## START Material provided

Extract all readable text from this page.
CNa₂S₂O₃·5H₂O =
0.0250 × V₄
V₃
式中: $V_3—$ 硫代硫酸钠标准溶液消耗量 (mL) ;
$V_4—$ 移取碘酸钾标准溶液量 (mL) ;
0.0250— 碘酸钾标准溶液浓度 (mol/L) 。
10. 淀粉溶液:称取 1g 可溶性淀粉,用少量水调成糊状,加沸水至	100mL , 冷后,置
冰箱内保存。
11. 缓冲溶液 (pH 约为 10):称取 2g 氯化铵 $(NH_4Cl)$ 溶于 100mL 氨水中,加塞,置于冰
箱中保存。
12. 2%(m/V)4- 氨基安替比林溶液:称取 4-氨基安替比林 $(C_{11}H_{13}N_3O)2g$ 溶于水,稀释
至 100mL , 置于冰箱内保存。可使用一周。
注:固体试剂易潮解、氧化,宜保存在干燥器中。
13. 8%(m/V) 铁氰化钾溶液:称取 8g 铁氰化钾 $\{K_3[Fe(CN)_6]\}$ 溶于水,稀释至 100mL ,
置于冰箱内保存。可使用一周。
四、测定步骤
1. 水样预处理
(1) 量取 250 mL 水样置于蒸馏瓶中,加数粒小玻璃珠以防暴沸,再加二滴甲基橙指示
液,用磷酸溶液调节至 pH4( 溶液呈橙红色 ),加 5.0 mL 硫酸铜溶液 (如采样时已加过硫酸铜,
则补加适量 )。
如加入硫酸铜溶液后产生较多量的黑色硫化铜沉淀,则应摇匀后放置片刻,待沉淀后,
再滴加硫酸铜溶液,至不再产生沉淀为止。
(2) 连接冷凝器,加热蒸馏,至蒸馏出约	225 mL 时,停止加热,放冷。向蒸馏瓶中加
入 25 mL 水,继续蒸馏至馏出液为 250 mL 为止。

## END Material provided

* **What needs to be done**
Restate the records, all of them, precisely as written.

* **Result of the exercise**
Extract all readable text from this page.
CNa₂S₂O₃·5H₂O =
0.0250 × V₄
V₃
式中: $V_3—$ 硫代硫酸钠标准溶液消耗量 (mL) ;
$V_4—$ 移取碘酸钾标准溶液量 (mL) ;
0.0250— 碘酸钾标准溶液浓度 (mol/L) 。
10. 淀粉溶液:称取 1g 可溶性淀粉,用少量水调成糊状,加沸水至	100mL , 冷后,置
冰箱内保存。
11. 缓冲溶液 (pH 约为 10):称取 2g 氯化铵 $(NH_4Cl)$ 溶于 100mL 氨水中,加塞,置于冰
箱中保存。
12. 2%(m/V)4- 氨基安替比林溶液:称取 4-氨基安替比林 $(C_{11}H_{13}N_3O)2g$ 溶于水,稀释
至 100mL , 置于冰箱内保存。可使用一周。
注:固体试剂易潮解、氧化,宜保存在干燥器中。
13. 8%(m/V) 铁氰化钾溶液:称取 8g 铁氰化钾 $\{K_3[Fe(CN)_6]\}$ 溶于水,稀释至 100mL ,
置于冰箱内保存。可使用一周。
四、测定步骤
1. 水样预处理
(1) 量取 250 mL 水样置于蒸馏瓶中,加数粒小玻璃珠以防暴沸,再加二滴甲基橙指示
液,用磷酸溶液调节至 pH4( 溶液呈橙红色 ),加 5.0 mL 硫酸铜溶液 (如采样时已加过硫酸铜,
则补加适量 )。
如加入硫酸铜溶液后产生较多量的黑色硫化铜沉淀,则应摇匀后放置片刻,待沉淀后,
再滴加硫酸铜溶液,至不再产生沉淀为止。
(2) 连接冷凝器,加热蒸馏,至蒸馏出约	225 mL 时,停止加热,放冷。向蒸馏瓶中加
入 25 mL 水,继续蒸馏至馏出液为 250 mL 为止。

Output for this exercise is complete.